◆ SHORT TASK
Search the records below for the word "ylabel". Pull out each line that has it.

◆ INPUT DATA
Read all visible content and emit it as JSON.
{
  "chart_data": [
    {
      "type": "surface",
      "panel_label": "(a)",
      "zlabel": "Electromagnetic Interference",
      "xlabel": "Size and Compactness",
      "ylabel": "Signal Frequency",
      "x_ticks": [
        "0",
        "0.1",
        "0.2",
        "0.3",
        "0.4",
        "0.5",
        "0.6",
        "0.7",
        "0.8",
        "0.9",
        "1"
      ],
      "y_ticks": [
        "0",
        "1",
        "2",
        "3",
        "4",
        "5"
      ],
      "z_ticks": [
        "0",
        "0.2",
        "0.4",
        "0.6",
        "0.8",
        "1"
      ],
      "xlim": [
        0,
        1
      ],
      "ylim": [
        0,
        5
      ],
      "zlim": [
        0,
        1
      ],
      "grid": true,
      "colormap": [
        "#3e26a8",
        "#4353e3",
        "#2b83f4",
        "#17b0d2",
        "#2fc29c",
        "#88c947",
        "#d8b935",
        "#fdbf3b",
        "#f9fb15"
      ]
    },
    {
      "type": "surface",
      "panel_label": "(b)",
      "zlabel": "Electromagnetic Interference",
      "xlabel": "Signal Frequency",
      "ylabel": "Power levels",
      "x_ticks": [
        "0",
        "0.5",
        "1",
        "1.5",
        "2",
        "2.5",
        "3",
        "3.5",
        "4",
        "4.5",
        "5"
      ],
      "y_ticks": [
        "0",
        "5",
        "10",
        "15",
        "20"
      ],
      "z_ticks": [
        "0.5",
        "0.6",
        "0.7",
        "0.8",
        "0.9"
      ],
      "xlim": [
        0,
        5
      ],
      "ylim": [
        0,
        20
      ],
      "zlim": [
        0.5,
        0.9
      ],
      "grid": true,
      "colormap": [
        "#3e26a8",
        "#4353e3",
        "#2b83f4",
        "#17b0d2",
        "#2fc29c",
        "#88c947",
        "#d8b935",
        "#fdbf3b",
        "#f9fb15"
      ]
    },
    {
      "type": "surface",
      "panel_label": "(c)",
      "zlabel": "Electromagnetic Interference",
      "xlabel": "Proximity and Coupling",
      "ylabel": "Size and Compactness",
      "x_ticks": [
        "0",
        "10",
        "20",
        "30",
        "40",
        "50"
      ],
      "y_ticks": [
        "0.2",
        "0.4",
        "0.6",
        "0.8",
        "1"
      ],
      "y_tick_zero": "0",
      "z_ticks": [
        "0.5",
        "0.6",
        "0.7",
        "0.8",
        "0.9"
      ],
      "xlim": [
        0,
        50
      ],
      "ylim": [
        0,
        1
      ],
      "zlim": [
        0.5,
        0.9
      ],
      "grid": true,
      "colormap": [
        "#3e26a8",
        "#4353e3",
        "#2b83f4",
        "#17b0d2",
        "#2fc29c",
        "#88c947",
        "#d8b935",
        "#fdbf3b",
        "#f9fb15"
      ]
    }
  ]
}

◆ WRITTEN SOLUTION
      "ylabel": "Signal Frequency",
      "ylabel": "Power levels",
      "ylabel": "Size and Compactness",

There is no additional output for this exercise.